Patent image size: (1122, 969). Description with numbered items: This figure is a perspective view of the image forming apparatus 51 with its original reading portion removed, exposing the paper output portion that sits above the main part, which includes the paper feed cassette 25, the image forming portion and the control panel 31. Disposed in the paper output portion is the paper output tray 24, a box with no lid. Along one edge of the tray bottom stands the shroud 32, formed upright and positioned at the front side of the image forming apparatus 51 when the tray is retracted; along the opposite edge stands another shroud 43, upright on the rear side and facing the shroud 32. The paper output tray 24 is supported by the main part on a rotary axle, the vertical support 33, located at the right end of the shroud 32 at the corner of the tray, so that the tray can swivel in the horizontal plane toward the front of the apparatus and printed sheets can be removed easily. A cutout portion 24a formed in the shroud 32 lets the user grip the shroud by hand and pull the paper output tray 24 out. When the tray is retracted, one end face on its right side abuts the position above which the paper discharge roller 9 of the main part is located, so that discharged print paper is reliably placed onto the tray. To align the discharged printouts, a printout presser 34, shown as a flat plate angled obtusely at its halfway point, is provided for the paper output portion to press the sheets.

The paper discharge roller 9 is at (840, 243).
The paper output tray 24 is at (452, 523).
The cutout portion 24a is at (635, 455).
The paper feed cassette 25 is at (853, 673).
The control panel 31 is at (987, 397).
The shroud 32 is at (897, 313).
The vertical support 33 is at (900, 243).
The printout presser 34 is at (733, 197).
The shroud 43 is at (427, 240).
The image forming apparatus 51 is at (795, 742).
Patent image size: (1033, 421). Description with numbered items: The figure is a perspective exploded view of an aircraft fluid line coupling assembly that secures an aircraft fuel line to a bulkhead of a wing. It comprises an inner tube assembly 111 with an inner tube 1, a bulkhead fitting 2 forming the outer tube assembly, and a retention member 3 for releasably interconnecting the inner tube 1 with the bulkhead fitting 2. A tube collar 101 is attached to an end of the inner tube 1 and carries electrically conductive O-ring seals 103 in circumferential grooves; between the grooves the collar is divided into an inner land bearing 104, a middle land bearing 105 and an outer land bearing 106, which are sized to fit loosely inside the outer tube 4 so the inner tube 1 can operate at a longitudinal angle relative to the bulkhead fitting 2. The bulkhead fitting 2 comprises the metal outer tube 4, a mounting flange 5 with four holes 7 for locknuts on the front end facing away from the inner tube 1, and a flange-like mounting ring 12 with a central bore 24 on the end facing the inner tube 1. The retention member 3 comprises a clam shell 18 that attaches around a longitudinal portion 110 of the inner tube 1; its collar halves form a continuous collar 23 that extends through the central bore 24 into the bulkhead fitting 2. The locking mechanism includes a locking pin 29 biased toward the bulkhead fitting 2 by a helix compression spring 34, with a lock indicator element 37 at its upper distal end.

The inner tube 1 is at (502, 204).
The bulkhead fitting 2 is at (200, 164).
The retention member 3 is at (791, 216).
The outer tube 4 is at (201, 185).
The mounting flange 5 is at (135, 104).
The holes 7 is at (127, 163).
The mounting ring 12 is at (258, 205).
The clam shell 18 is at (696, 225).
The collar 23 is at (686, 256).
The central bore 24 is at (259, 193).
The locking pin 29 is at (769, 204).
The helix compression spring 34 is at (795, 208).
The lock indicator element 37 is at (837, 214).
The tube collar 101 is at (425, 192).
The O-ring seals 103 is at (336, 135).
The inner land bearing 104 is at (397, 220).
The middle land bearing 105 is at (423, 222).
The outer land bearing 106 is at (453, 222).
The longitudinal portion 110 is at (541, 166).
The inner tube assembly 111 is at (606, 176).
━━━
_WHAT TO DO_: Please reproduce all of the lines above without changing anything.

_WRITTEN ANSWER_:
Patent image size: (1122, 969). Description with numbered items: This figure is a perspective view of the image forming apparatus 51 with its original reading portion removed, exposing the paper output portion that sits above the main part, which includes the paper feed cassette 25, the image forming portion and the control panel 31. Disposed in the paper output portion is the paper output tray 24, a box with no lid. Along one edge of the tray bottom stands the shroud 32, formed upright and positioned at the front side of the image forming apparatus 51 when the tray is retracted; along the opposite edge stands another shroud 43, upright on the rear side and facing the shroud 32. The paper output tray 24 is supported by the main part on a rotary axle, the vertical support 33, located at the right end of the shroud 32 at the corner of the tray, so that the tray can swivel in the horizontal plane toward the front of the apparatus and printed sheets can be removed easily. A cutout portion 24a formed in the shroud 32 lets the user grip the shroud by hand and pull the paper output tray 24 out. When the tray is retracted, one end face on its right side abuts the position above which the paper discharge roller 9 of the main part is located, so that discharged print paper is reliably placed onto the tray. To align the discharged printouts, a printout presser 34, shown as a flat plate angled obtusely at its halfway point, is provided for the paper output portion to press the sheets.

The paper discharge roller 9 is at (840, 243).
The paper output tray 24 is at (452, 523).
The cutout portion 24a is at (635, 455).
The paper feed cassette 25 is at (853, 673).
The control panel 31 is at (987, 397).
The shroud 32 is at (897, 313).
The vertical support 33 is at (900, 243).
The printout presser 34 is at (733, 197).
The shroud 43 is at (427, 240).
The image forming apparatus 51 is at (795, 742).
Patent image size: (1033, 421). Description with numbered items: The figure is a perspective exploded view of an aircraft fluid line coupling assembly that secures an aircraft fuel line to a bulkhead of a wing. It comprises an inner tube assembly 111 with an inner tube 1, a bulkhead fitting 2 forming the outer tube assembly, and a retention member 3 for releasably interconnecting the inner tube 1 with the bulkhead fitting 2. A tube collar 101 is attached to an end of the inner tube 1 and carries electrically conductive O-ring seals 103 in circumferential grooves; between the grooves the collar is divided into an inner land bearing 104, a middle land bearing 105 and an outer land bearing 106, which are sized to fit loosely inside the outer tube 4 so the inner tube 1 can operate at a longitudinal angle relative to the bulkhead fitting 2. The bulkhead fitting 2 comprises the metal outer tube 4, a mounting flange 5 with four holes 7 for locknuts on the front end facing away from the inner tube 1, and a flange-like mounting ring 12 with a central bore 24 on the end facing the inner tube 1. The retention member 3 comprises a clam shell 18 that attaches around a longitudinal portion 110 of the inner tube 1; its collar halves form a continuous collar 23 that extends through the central bore 24 into the bulkhead fitting 2. The locking mechanism includes a locking pin 29 biased toward the bulkhead fitting 2 by a helix compression spring 34, with a lock indicator element 37 at its upper distal end.

The inner tube 1 is at (502, 204).
The bulkhead fitting 2 is at (200, 164).
The retention member 3 is at (791, 216).
The outer tube 4 is at (201, 185).
The mounting flange 5 is at (135, 104).
The holes 7 is at (127, 163).
The mounting ring 12 is at (258, 205).
The clam shell 18 is at (696, 225).
The collar 23 is at (686, 256).
The central bore 24 is at (259, 193).
The locking pin 29 is at (769, 204).
The helix compression spring 34 is at (795, 208).
The lock indicator element 37 is at (837, 214).
The tube collar 101 is at (425, 192).
The O-ring seals 103 is at (336, 135).
The inner land bearing 104 is at (397, 220).
The middle land bearing 105 is at (423, 222).
The outer land bearing 106 is at (453, 222).
The longitudinal portion 110 is at (541, 166).
The inner tube assembly 111 is at (606, 176).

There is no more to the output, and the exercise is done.